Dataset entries
— Begin —

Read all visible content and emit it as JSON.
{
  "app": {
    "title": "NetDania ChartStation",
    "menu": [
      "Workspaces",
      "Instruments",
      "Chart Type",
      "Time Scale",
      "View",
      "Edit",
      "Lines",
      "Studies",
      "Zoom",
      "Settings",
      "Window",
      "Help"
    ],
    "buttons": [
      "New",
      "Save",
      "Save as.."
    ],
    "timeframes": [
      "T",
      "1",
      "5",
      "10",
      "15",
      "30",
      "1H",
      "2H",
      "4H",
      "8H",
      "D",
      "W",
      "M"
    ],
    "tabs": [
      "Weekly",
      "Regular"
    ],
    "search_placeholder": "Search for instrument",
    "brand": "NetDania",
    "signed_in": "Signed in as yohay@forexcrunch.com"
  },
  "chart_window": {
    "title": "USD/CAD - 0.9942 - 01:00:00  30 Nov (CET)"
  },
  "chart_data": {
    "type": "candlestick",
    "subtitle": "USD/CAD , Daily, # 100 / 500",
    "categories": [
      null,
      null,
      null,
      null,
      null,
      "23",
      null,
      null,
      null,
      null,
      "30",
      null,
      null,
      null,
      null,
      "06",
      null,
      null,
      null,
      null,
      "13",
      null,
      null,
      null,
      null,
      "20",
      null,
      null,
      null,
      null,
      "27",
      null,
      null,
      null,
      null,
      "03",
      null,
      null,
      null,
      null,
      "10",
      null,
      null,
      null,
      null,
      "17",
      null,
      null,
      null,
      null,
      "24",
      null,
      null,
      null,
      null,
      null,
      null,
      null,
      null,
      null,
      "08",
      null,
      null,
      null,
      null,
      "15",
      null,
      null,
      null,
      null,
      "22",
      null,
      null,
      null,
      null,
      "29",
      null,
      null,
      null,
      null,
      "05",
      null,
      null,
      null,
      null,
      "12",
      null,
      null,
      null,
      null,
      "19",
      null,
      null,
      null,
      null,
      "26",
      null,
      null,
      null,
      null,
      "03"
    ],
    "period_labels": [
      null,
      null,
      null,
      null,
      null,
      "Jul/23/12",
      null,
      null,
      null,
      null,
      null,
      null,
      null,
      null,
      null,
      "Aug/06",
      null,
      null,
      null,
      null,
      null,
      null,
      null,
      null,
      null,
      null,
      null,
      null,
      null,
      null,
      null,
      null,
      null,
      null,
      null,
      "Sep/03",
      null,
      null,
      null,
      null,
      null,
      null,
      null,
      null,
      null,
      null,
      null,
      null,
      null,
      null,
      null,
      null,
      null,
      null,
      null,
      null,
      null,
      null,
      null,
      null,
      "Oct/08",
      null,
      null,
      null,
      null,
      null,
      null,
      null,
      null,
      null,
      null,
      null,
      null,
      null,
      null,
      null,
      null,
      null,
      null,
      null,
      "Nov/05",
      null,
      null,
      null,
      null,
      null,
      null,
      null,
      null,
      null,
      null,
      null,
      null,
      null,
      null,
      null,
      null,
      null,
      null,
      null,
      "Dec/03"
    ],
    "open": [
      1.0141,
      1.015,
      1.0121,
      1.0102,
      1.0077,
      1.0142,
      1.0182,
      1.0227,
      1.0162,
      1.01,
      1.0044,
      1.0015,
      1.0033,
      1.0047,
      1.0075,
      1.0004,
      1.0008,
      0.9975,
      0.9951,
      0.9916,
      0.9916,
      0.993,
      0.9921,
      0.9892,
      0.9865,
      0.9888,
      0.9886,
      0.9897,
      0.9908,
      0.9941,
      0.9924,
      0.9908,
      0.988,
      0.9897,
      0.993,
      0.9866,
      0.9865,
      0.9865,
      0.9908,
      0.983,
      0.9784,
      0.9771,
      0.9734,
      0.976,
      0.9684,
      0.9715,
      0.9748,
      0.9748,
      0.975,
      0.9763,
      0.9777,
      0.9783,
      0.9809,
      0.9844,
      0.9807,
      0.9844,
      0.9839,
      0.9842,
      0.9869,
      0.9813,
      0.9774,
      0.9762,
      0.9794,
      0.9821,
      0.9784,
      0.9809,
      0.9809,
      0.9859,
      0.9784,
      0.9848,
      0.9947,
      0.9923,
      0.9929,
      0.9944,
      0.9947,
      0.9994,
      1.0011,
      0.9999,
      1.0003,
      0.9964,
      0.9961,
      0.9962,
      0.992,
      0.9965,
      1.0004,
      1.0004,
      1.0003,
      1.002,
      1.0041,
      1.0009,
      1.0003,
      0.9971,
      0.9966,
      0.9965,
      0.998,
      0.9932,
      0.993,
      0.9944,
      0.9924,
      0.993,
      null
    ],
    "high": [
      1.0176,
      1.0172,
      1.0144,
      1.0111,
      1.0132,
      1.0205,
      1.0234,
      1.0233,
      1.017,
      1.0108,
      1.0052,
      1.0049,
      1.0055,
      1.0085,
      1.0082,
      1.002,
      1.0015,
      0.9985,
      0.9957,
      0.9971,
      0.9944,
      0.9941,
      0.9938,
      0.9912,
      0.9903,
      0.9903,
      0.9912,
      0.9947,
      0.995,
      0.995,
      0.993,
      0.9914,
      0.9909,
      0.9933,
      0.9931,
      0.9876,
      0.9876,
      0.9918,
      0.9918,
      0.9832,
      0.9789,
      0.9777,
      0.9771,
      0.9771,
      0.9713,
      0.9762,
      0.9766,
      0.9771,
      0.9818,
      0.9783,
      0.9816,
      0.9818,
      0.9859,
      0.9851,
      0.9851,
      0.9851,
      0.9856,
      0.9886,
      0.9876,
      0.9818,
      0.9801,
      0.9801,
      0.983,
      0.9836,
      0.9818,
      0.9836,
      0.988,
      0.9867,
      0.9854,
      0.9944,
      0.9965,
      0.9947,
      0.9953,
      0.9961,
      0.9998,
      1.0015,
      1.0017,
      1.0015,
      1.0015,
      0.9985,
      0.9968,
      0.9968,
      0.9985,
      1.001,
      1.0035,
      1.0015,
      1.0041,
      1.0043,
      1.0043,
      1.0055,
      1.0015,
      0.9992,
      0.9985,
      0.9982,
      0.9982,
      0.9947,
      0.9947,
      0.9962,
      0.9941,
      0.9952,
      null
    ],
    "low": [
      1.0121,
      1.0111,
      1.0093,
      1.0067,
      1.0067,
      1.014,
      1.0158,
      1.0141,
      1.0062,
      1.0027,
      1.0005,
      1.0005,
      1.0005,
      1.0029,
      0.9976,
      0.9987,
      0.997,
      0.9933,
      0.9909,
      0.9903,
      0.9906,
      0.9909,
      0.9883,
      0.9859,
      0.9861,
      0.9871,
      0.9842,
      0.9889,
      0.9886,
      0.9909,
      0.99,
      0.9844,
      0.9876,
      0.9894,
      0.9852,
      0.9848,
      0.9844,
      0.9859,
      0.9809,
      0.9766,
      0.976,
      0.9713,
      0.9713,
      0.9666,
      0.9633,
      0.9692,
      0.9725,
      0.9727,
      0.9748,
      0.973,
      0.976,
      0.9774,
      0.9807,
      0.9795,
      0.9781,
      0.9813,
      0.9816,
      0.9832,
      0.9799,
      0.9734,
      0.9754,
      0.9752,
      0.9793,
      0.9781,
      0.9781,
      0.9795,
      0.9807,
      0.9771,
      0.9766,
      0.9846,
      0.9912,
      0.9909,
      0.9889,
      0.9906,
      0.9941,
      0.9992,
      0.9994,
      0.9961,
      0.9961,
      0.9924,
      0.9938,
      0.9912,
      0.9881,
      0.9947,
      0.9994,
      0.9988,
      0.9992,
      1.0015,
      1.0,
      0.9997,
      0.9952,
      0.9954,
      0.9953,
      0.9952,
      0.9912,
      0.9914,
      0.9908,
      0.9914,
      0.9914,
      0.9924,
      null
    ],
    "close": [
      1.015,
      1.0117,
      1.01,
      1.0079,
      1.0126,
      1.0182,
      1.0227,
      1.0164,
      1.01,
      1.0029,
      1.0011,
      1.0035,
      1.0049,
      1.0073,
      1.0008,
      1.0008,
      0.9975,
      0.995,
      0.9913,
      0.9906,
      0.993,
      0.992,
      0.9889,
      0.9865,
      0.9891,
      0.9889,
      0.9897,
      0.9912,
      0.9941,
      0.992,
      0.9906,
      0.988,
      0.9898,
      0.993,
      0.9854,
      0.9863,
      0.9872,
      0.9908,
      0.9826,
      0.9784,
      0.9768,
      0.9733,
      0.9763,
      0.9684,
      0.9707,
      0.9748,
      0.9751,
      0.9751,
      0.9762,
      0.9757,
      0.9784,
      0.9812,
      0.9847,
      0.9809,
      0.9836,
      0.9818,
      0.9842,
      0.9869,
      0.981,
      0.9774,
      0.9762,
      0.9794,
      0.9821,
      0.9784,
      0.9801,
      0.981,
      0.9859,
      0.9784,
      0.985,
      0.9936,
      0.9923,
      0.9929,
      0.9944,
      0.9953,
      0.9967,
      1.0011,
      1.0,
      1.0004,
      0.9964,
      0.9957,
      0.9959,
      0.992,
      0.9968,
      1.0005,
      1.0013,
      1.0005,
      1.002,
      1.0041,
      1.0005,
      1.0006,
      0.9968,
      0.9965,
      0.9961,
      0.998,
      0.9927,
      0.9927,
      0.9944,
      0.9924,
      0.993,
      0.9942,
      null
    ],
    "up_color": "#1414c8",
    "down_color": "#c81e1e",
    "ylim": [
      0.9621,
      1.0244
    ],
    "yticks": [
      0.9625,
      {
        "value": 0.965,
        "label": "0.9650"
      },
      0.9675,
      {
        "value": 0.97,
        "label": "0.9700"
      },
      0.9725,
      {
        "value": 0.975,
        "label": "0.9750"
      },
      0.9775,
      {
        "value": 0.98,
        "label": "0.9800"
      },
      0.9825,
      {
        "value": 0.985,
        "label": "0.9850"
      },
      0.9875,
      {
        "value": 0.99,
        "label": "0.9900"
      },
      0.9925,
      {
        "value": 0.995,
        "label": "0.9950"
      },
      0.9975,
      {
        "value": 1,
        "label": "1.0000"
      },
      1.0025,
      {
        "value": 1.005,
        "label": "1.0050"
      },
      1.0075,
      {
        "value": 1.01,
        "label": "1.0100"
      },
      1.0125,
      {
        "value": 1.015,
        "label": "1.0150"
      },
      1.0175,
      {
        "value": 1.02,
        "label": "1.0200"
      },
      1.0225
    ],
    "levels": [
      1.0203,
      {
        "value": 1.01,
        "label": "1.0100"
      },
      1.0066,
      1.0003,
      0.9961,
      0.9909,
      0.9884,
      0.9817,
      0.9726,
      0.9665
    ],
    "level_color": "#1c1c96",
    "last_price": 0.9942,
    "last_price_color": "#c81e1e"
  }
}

— End —

• [Written problem]:
Identify lines with the string "NetDania". Copy each one.

• [Response to this exercise]:
    "title": "NetDania ChartStation",
    "brand": "NetDania",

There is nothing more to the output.